Task to complete —
Copy out all the records exactly.

Excerpted data —
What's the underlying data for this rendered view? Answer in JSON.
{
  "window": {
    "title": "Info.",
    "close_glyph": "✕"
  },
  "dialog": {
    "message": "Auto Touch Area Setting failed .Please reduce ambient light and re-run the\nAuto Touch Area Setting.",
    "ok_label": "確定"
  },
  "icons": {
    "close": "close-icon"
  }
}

Answer to the task —
What's the underlying data for this rendered view? Answer in JSON.
{
  "window": {
    "title": "Info.",
    "close_glyph": "✕"
  },
  "dialog": {
    "message": "Auto Touch Area Setting failed .Please reduce ambient light and re-run the\nAuto Touch Area Setting.",
    "ok_label": "確定"
  },
  "icons": {
    "close": "close-icon"
  }
}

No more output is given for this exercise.